### EXERCISE TASK
Retype the whole listing, please, keeping every line exact and dropping the pictures.

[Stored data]
* Start *

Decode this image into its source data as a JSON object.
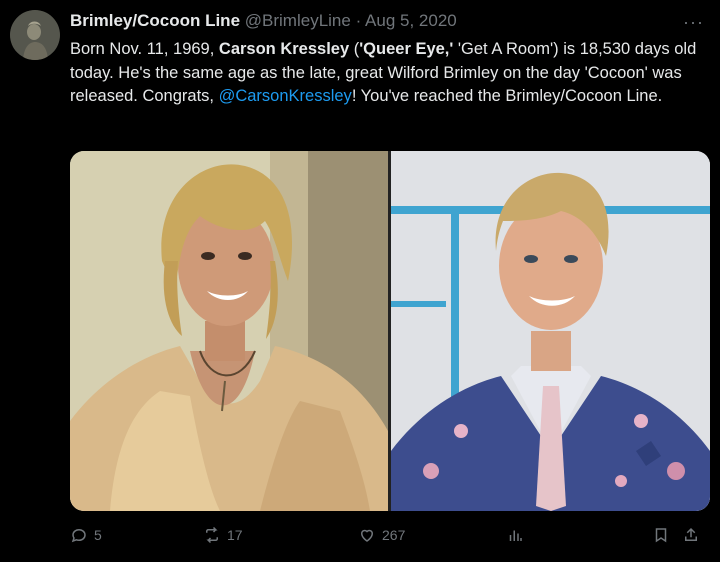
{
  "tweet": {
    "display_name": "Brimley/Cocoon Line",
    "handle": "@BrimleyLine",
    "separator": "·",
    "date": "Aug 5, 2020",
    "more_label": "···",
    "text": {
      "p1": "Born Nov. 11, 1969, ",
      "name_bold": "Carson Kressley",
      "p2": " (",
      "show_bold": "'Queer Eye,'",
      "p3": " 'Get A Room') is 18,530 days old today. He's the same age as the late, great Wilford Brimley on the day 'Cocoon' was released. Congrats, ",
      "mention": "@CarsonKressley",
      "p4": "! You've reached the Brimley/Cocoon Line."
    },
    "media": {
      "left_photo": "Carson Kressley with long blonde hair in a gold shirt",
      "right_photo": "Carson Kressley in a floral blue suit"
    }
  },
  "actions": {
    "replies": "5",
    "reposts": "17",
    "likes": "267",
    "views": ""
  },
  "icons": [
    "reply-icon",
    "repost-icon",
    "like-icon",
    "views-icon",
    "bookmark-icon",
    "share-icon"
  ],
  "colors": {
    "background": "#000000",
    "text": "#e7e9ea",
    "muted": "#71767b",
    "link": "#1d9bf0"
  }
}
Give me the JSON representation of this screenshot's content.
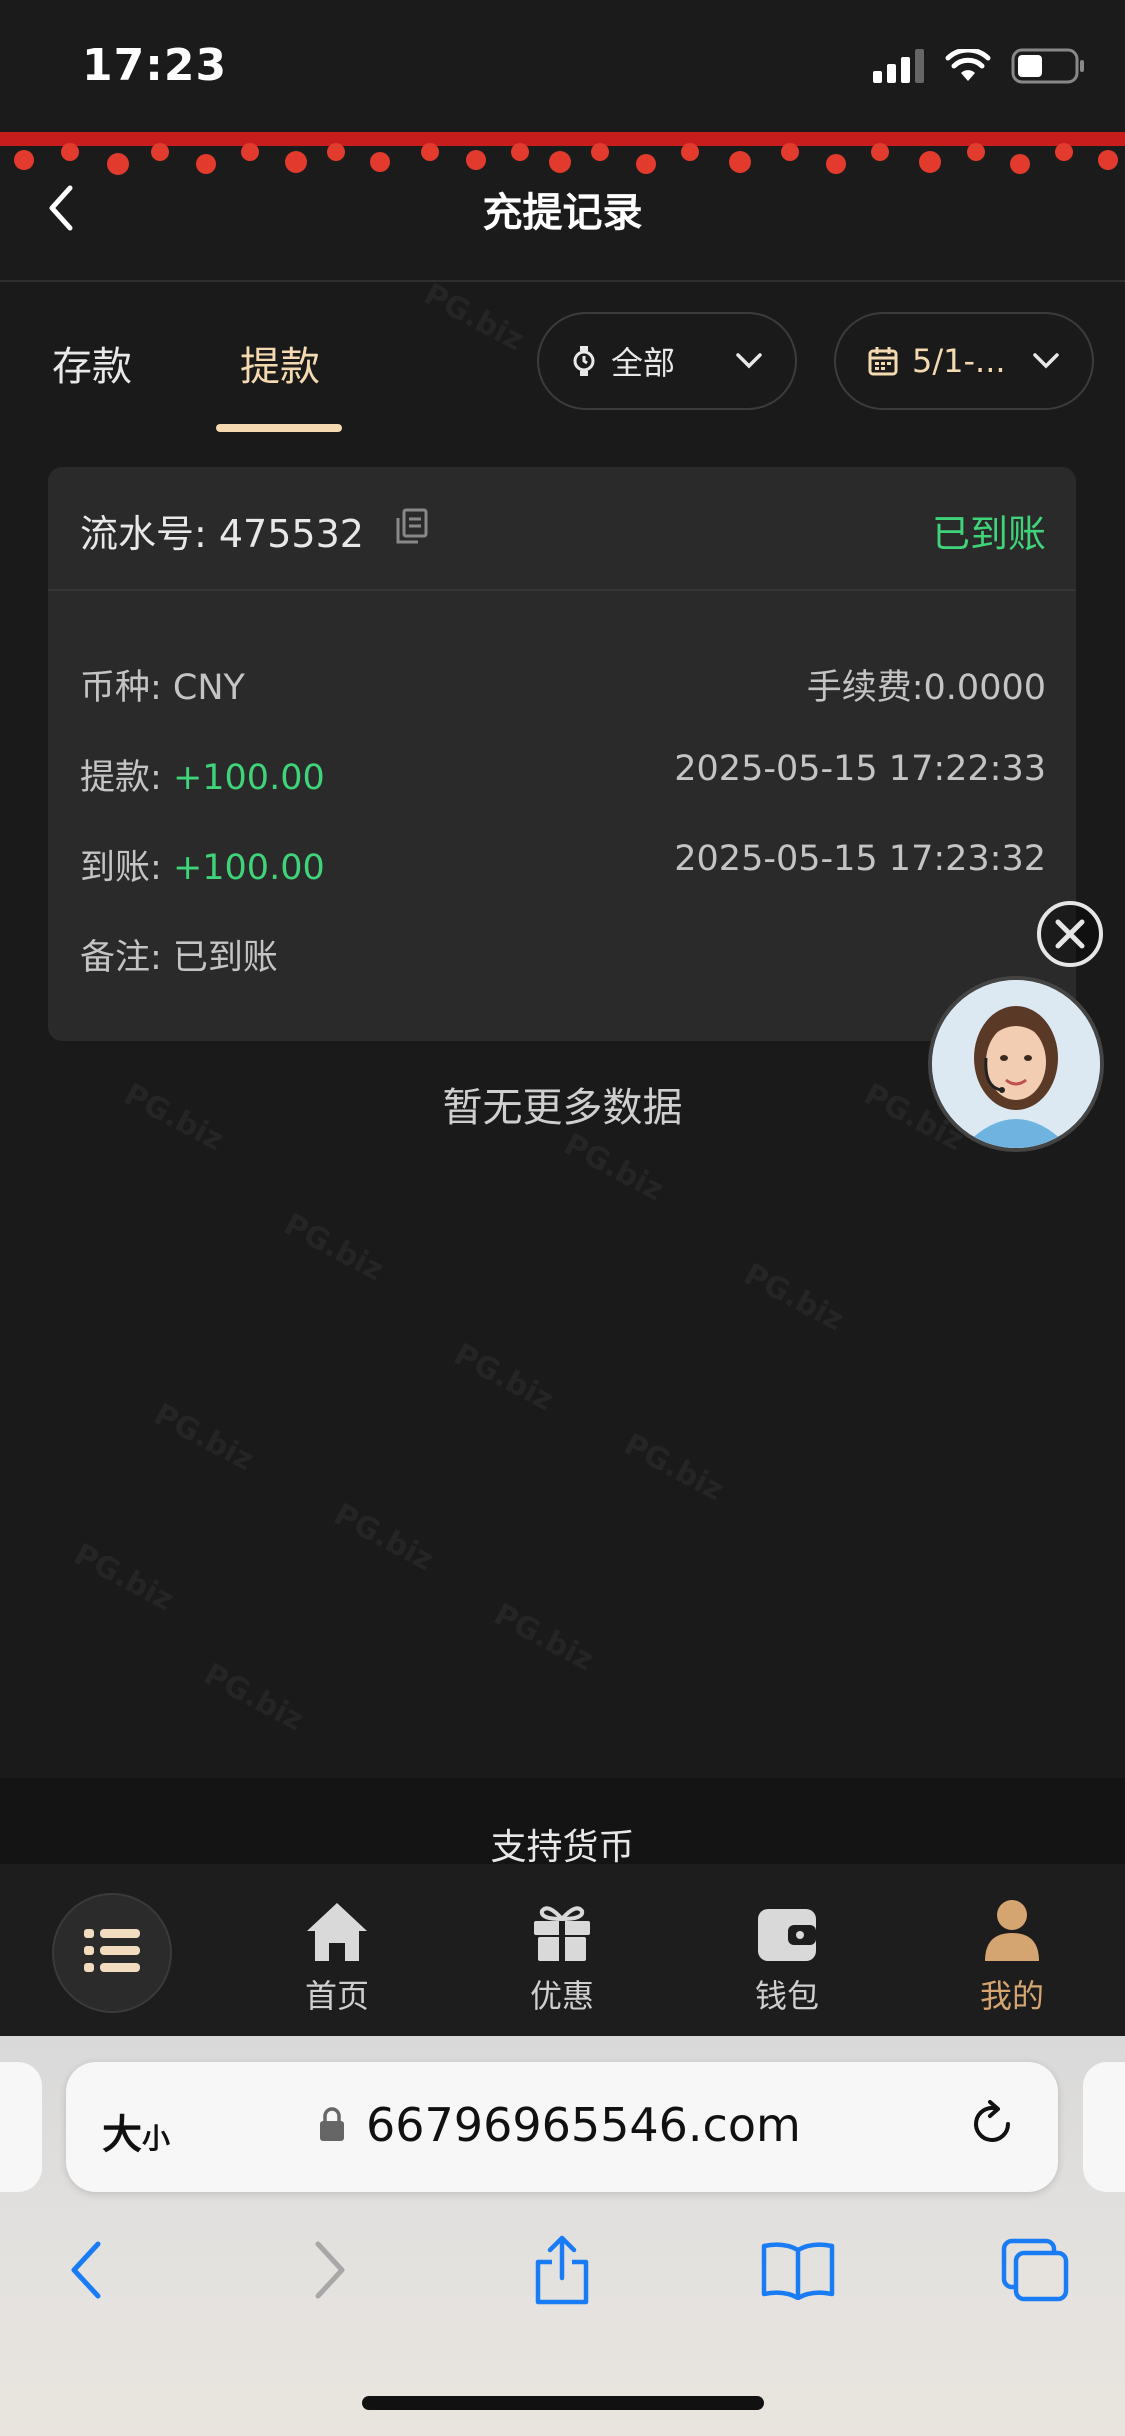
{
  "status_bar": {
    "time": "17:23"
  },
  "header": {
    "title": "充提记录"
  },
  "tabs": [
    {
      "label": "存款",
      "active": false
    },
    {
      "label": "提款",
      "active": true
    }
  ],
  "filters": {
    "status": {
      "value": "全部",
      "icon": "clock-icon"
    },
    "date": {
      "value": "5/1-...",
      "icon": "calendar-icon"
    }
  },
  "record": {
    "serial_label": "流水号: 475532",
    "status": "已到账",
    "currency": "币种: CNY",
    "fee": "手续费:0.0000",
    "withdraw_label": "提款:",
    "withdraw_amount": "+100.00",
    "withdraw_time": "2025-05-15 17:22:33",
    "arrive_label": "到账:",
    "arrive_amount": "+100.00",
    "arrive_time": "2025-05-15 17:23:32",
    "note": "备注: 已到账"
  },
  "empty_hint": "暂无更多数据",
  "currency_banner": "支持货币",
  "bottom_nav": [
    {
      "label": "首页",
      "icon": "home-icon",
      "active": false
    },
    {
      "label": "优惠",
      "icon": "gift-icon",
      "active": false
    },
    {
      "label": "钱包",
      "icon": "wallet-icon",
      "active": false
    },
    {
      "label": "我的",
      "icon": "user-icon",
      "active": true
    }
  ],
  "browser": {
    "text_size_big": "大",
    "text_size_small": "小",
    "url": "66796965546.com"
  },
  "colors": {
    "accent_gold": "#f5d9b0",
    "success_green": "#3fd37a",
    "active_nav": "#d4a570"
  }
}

* End *

### RESPONSE
Decode this image into its source data as a JSON object.
{
  "tweet": {
    "display_name": "Brimley/Cocoon Line",
    "handle": "@BrimleyLine",
    "separator": "·",
    "date": "Aug 5, 2020",
    "more_label": "···",
    "text": {
      "p1": "Born Nov. 11, 1969, ",
      "name_bold": "Carson Kressley",
      "p2": " (",
      "show_bold": "'Queer Eye,'",
      "p3": " 'Get A Room') is 18,530 days old today. He's the same age as the late, great Wilford Brimley on the day 'Cocoon' was released. Congrats, ",
      "mention": "@CarsonKressley",
      "p4": "! You've reached the Brimley/Cocoon Line."
    },
    "media": {
      "left_photo": "Carson Kressley with long blonde hair in a gold shirt",
      "right_photo": "Carson Kressley in a floral blue suit"
    }
  },
  "actions": {
    "replies": "5",
    "reposts": "17",
    "likes": "267",
    "views": ""
  },
  "icons": [
    "reply-icon",
    "repost-icon",
    "like-icon",
    "views-icon",
    "bookmark-icon",
    "share-icon"
  ],
  "colors": {
    "background": "#000000",
    "text": "#e7e9ea",
    "muted": "#71767b",
    "link": "#1d9bf0"
  }
}
Give me the JSON representation of this screenshot's content.
{
  "status_bar": {
    "time": "17:23"
  },
  "header": {
    "title": "充提记录"
  },
  "tabs": [
    {
      "label": "存款",
      "active": false
    },
    {
      "label": "提款",
      "active": true
    }
  ],
  "filters": {
    "status": {
      "value": "全部",
      "icon": "clock-icon"
    },
    "date": {
      "value": "5/1-...",
      "icon": "calendar-icon"
    }
  },
  "record": {
    "serial_label": "流水号: 475532",
    "status": "已到账",
    "currency": "币种: CNY",
    "fee": "手续费:0.0000",
    "withdraw_label": "提款:",
    "withdraw_amount": "+100.00",
    "withdraw_time": "2025-05-15 17:22:33",
    "arrive_label": "到账:",
    "arrive_amount": "+100.00",
    "arrive_time": "2025-05-15 17:23:32",
    "note": "备注: 已到账"
  },
  "empty_hint": "暂无更多数据",
  "currency_banner": "支持货币",
  "bottom_nav": [
    {
      "label": "首页",
      "icon": "home-icon",
      "active": false
    },
    {
      "label": "优惠",
      "icon": "gift-icon",
      "active": false
    },
    {
      "label": "钱包",
      "icon": "wallet-icon",
      "active": false
    },
    {
      "label": "我的",
      "icon": "user-icon",
      "active": true
    }
  ],
  "browser": {
    "text_size_big": "大",
    "text_size_small": "小",
    "url": "66796965546.com"
  },
  "colors": {
    "accent_gold": "#f5d9b0",
    "success_green": "#3fd37a",
    "active_nav": "#d4a570"
  }
}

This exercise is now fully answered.